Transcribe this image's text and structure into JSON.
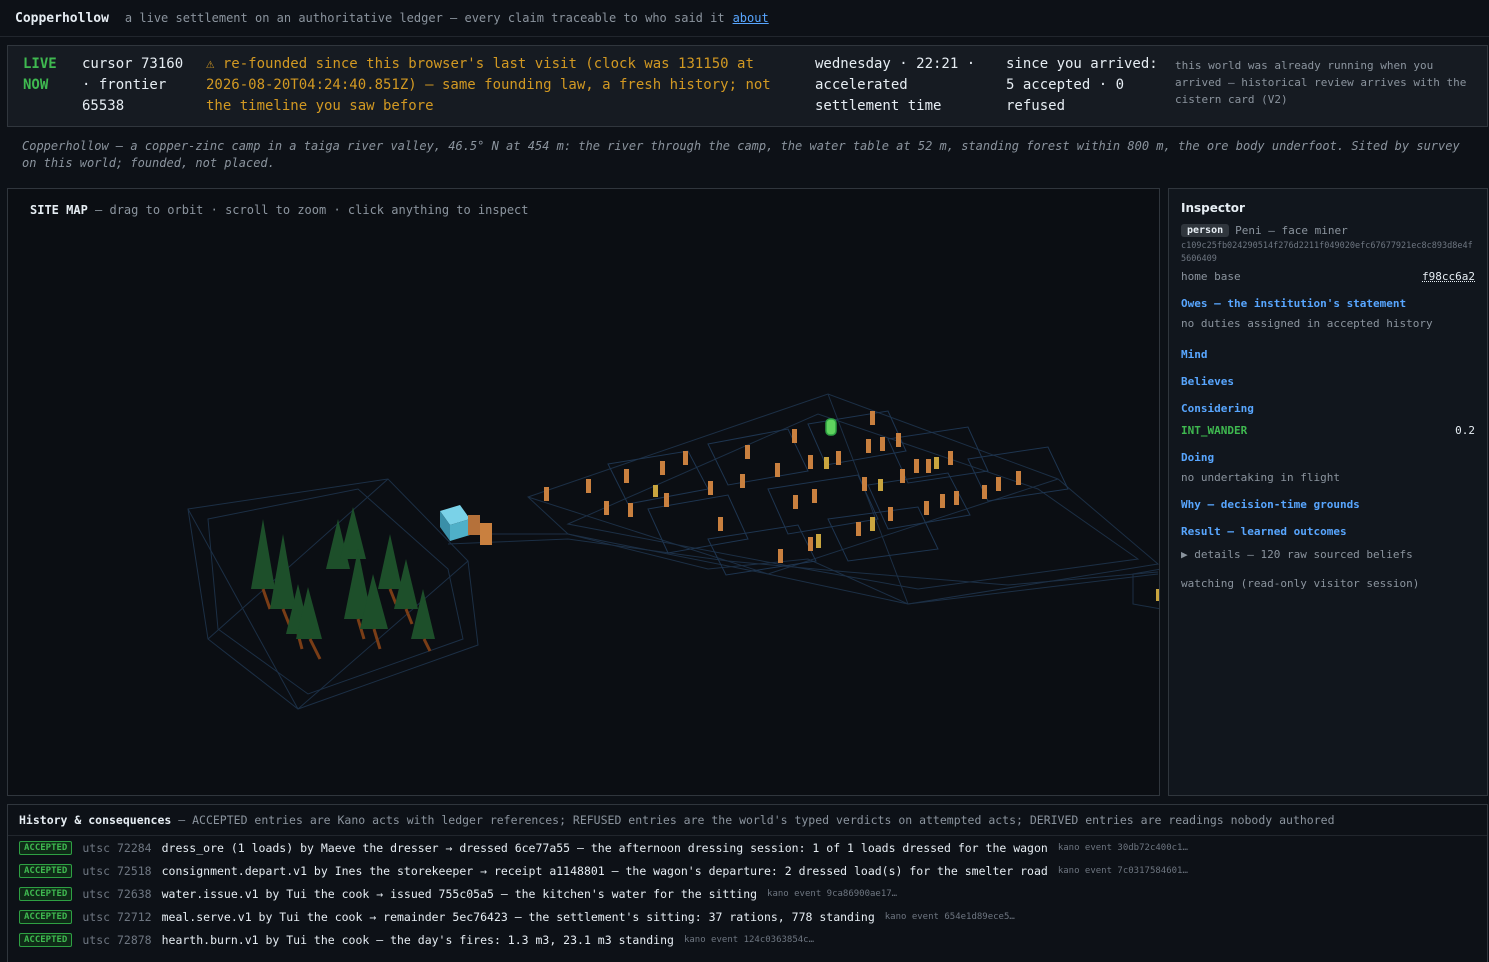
{
  "header": {
    "brand": "Copperhollow",
    "tagline": "a live settlement on an authoritative ledger — every claim traceable to who said it",
    "about_link": "about"
  },
  "status": {
    "live_label": "LIVE NOW",
    "cursor_text": "cursor 73160 · frontier 65538",
    "warning_icon": "⚠",
    "warning_text": "re-founded since this browser's last visit (clock was 131150 at 2026-08-20T04:24:40.851Z) — same founding law, a fresh history; not the timeline you saw before",
    "clock_text": "wednesday · 22:21 · accelerated settlement time",
    "arrived_text": "since you arrived: 5 accepted · 0 refused",
    "already_running_text": "this world was already running when you arrived — historical review arrives with the cistern card (V2)"
  },
  "description": "Copperhollow — a copper-zinc camp in a taiga river valley, 46.5° N at 454 m: the river through the camp, the water table at 52 m, standing forest within 800 m, the ore body underfoot. Sited by survey on this world; founded, not placed.",
  "sitemap": {
    "title": "SITE MAP",
    "hint": "— drag to orbit · scroll to zoom · click anything to inspect"
  },
  "inspector": {
    "title": "Inspector",
    "kind_badge": "person",
    "person_name": "Peni — face miner",
    "person_hash": "c109c25fb024290514f276d2211f049020efc67677921ec8c893d8e4f5606409",
    "home_base_label": "home base",
    "home_base_value": "f98cc6a2",
    "owes_label": "Owes — the institution's statement",
    "owes_text": "no duties assigned in accepted history",
    "mind_label": "Mind",
    "believes_label": "Believes",
    "considering_label": "Considering",
    "intent_name": "INT_WANDER",
    "intent_score": "0.2",
    "doing_label": "Doing",
    "doing_text": "no undertaking in flight",
    "why_label": "Why — decision-time grounds",
    "result_label": "Result — learned outcomes",
    "details_text": "▶ details — 120 raw sourced beliefs",
    "watching_text": "watching (read-only visitor session)"
  },
  "history": {
    "title": "History & consequences",
    "subtitle": "— ACCEPTED entries are Kano acts with ledger references; REFUSED entries are the world's typed verdicts on attempted acts; DERIVED entries are readings nobody authored",
    "rows": [
      {
        "badge": "ACCEPTED",
        "utsc": "utsc 72284",
        "text": "dress_ore (1 loads) by Maeve the dresser → dressed 6ce77a55 — the afternoon dressing session: 1 of 1 loads dressed for the wagon",
        "ref": "kano event 30db72c400c1…"
      },
      {
        "badge": "ACCEPTED",
        "utsc": "utsc 72518",
        "text": "consignment.depart.v1 by Ines the storekeeper → receipt a1148801 — the wagon's departure: 2 dressed load(s) for the smelter road",
        "ref": "kano event 7c0317584601…"
      },
      {
        "badge": "ACCEPTED",
        "utsc": "utsc 72638",
        "text": "water.issue.v1 by Tui the cook → issued 755c05a5 — the kitchen's water for the sitting",
        "ref": "kano event 9ca86900ae17…"
      },
      {
        "badge": "ACCEPTED",
        "utsc": "utsc 72712",
        "text": "meal.serve.v1 by Tui the cook → remainder 5ec76423 — the settlement's sitting: 37 rations, 778 standing",
        "ref": "kano event 654e1d89ece5…"
      },
      {
        "badge": "ACCEPTED",
        "utsc": "utsc 72878",
        "text": "hearth.burn.v1 by Tui the cook — the day's fires: 1.3 m3, 23.1 m3 standing",
        "ref": "kano event 124c0363854c…"
      }
    ]
  }
}
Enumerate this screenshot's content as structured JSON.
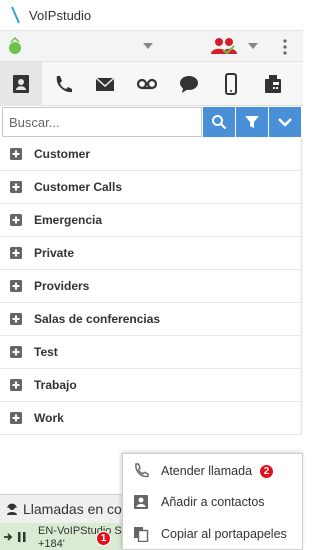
{
  "window": {
    "title": "VoIPstudio"
  },
  "toolbar": {
    "status_color": "#6cc24a",
    "people_color": "#d0202a"
  },
  "tabs": [
    {
      "name": "contacts",
      "icon": "address-book-icon",
      "active": true
    },
    {
      "name": "calls",
      "icon": "phone-icon"
    },
    {
      "name": "messages",
      "icon": "envelope-icon"
    },
    {
      "name": "voicemail",
      "icon": "voicemail-icon"
    },
    {
      "name": "chat",
      "icon": "chat-bubble-icon"
    },
    {
      "name": "mobile",
      "icon": "mobile-icon"
    },
    {
      "name": "fax",
      "icon": "fax-icon"
    }
  ],
  "search": {
    "placeholder": "Buscar..."
  },
  "groups": [
    "Customer",
    "Customer Calls",
    "Emergencia",
    "Private",
    "Providers",
    "Salas de conferencias",
    "Test",
    "Trabajo",
    "Work"
  ],
  "calls_panel": {
    "header": "Llamadas en co",
    "call": {
      "name": "EN-VoIPStudio Su",
      "number": "+184'",
      "badge": "1"
    }
  },
  "context_menu": {
    "items": [
      {
        "label": "Atender llamada",
        "badge": "2",
        "icon": "phone-icon"
      },
      {
        "label": "Añadir a contactos",
        "icon": "contact-card-icon"
      },
      {
        "label": "Copiar al portapapeles",
        "icon": "copy-icon"
      }
    ]
  },
  "colors": {
    "accent": "#4a90d9",
    "call_row": "#d9ecd3",
    "badge": "#e3101a"
  }
}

● **Written exercise**: Print out every entry above without changing a word, and leave out the pictures.

● **Result of this task**:
Transcribe this image's text and structure into JSON.
{
  "header": {
    "brand": "Copperhollow",
    "tagline": "a live settlement on an authoritative ledger — every claim traceable to who said it",
    "about_link": "about"
  },
  "status": {
    "live_label": "LIVE NOW",
    "cursor_text": "cursor 73160 · frontier 65538",
    "warning_icon": "⚠",
    "warning_text": "re-founded since this browser's last visit (clock was 131150 at 2026-08-20T04:24:40.851Z) — same founding law, a fresh history; not the timeline you saw before",
    "clock_text": "wednesday · 22:21 · accelerated settlement time",
    "arrived_text": "since you arrived: 5 accepted · 0 refused",
    "already_running_text": "this world was already running when you arrived — historical review arrives with the cistern card (V2)"
  },
  "description": "Copperhollow — a copper-zinc camp in a taiga river valley, 46.5° N at 454 m: the river through the camp, the water table at 52 m, standing forest within 800 m, the ore body underfoot. Sited by survey on this world; founded, not placed.",
  "sitemap": {
    "title": "SITE MAP",
    "hint": "— drag to orbit · scroll to zoom · click anything to inspect"
  },
  "inspector": {
    "title": "Inspector",
    "kind_badge": "person",
    "person_name": "Peni — face miner",
    "person_hash": "c109c25fb024290514f276d2211f049020efc67677921ec8c893d8e4f5606409",
    "home_base_label": "home base",
    "home_base_value": "f98cc6a2",
    "owes_label": "Owes — the institution's statement",
    "owes_text": "no duties assigned in accepted history",
    "mind_label": "Mind",
    "believes_label": "Believes",
    "considering_label": "Considering",
    "intent_name": "INT_WANDER",
    "intent_score": "0.2",
    "doing_label": "Doing",
    "doing_text": "no undertaking in flight",
    "why_label": "Why — decision-time grounds",
    "result_label": "Result — learned outcomes",
    "details_text": "▶ details — 120 raw sourced beliefs",
    "watching_text": "watching (read-only visitor session)"
  },
  "history": {
    "title": "History & consequences",
    "subtitle": "— ACCEPTED entries are Kano acts with ledger references; REFUSED entries are the world's typed verdicts on attempted acts; DERIVED entries are readings nobody authored",
    "rows": [
      {
        "badge": "ACCEPTED",
        "utsc": "utsc 72284",
        "text": "dress_ore (1 loads) by Maeve the dresser → dressed 6ce77a55 — the afternoon dressing session: 1 of 1 loads dressed for the wagon",
        "ref": "kano event 30db72c400c1…"
      },
      {
        "badge": "ACCEPTED",
        "utsc": "utsc 72518",
        "text": "consignment.depart.v1 by Ines the storekeeper → receipt a1148801 — the wagon's departure: 2 dressed load(s) for the smelter road",
        "ref": "kano event 7c0317584601…"
      },
      {
        "badge": "ACCEPTED",
        "utsc": "utsc 72638",
        "text": "water.issue.v1 by Tui the cook → issued 755c05a5 — the kitchen's water for the sitting",
        "ref": "kano event 9ca86900ae17…"
      },
      {
        "badge": "ACCEPTED",
        "utsc": "utsc 72712",
        "text": "meal.serve.v1 by Tui the cook → remainder 5ec76423 — the settlement's sitting: 37 rations, 778 standing",
        "ref": "kano event 654e1d89ece5…"
      },
      {
        "badge": "ACCEPTED",
        "utsc": "utsc 72878",
        "text": "hearth.burn.v1 by Tui the cook — the day's fires: 1.3 m3, 23.1 m3 standing",
        "ref": "kano event 124c0363854c…"
      }
    ]
  }
}
Enumerate this screenshot's content as structured JSON.
{
  "window": {
    "title": "VoIPstudio"
  },
  "toolbar": {
    "status_color": "#6cc24a",
    "people_color": "#d0202a"
  },
  "tabs": [
    {
      "name": "contacts",
      "icon": "address-book-icon",
      "active": true
    },
    {
      "name": "calls",
      "icon": "phone-icon"
    },
    {
      "name": "messages",
      "icon": "envelope-icon"
    },
    {
      "name": "voicemail",
      "icon": "voicemail-icon"
    },
    {
      "name": "chat",
      "icon": "chat-bubble-icon"
    },
    {
      "name": "mobile",
      "icon": "mobile-icon"
    },
    {
      "name": "fax",
      "icon": "fax-icon"
    }
  ],
  "search": {
    "placeholder": "Buscar..."
  },
  "groups": [
    "Customer",
    "Customer Calls",
    "Emergencia",
    "Private",
    "Providers",
    "Salas de conferencias",
    "Test",
    "Trabajo",
    "Work"
  ],
  "calls_panel": {
    "header": "Llamadas en co",
    "call": {
      "name": "EN-VoIPStudio Su",
      "number": "+184'",
      "badge": "1"
    }
  },
  "context_menu": {
    "items": [
      {
        "label": "Atender llamada",
        "badge": "2",
        "icon": "phone-icon"
      },
      {
        "label": "Añadir a contactos",
        "icon": "contact-card-icon"
      },
      {
        "label": "Copiar al portapapeles",
        "icon": "copy-icon"
      }
    ]
  },
  "colors": {
    "accent": "#4a90d9",
    "call_row": "#d9ecd3",
    "badge": "#e3101a"
  }
}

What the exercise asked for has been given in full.